Given data
────

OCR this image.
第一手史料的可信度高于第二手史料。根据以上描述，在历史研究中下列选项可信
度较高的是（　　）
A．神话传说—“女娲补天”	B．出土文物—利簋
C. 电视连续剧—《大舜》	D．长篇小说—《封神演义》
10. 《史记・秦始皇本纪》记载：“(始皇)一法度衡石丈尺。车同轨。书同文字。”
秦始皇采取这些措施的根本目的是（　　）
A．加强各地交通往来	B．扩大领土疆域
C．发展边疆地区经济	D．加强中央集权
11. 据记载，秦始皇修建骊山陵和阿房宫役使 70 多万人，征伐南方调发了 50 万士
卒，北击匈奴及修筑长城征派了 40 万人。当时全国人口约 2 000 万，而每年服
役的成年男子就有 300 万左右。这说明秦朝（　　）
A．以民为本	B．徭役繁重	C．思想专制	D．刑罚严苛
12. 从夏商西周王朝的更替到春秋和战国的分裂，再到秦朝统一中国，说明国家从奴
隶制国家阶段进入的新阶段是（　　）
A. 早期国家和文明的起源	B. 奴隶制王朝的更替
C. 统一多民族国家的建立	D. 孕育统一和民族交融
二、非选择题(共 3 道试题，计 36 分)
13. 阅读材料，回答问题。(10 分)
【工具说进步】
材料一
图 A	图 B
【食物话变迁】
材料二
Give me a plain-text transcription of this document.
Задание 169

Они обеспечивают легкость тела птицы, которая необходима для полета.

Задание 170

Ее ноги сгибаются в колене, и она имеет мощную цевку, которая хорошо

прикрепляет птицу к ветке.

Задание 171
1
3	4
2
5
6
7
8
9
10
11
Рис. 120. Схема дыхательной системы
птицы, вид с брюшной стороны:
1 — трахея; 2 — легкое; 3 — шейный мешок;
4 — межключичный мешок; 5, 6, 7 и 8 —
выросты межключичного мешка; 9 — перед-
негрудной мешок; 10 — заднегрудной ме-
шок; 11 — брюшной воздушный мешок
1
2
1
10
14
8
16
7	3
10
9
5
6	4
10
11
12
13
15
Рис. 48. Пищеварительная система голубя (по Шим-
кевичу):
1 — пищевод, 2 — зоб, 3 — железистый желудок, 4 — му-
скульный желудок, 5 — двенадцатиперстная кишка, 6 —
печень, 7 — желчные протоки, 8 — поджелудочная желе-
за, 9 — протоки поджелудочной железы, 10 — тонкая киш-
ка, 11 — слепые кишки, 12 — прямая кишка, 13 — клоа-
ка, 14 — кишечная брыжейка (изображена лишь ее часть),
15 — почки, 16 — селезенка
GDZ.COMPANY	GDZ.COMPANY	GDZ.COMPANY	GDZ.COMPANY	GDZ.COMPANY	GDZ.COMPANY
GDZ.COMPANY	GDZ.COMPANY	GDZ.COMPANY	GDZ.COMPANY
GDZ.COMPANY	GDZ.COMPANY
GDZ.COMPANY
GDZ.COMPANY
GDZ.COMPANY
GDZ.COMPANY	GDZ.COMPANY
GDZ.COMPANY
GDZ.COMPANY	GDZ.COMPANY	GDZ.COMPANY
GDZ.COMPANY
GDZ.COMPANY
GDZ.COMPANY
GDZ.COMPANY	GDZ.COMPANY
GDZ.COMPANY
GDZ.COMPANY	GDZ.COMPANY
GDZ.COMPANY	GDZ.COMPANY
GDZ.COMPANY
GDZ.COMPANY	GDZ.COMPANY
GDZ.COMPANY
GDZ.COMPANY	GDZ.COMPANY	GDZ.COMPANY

────

Instructions for the task
Lines containing the string "птицы" are to be selected and copied.

Written answer
Они обеспечивают легкость тела птицы, которая необходима для полета.
птицы, вид с брюшной стороны:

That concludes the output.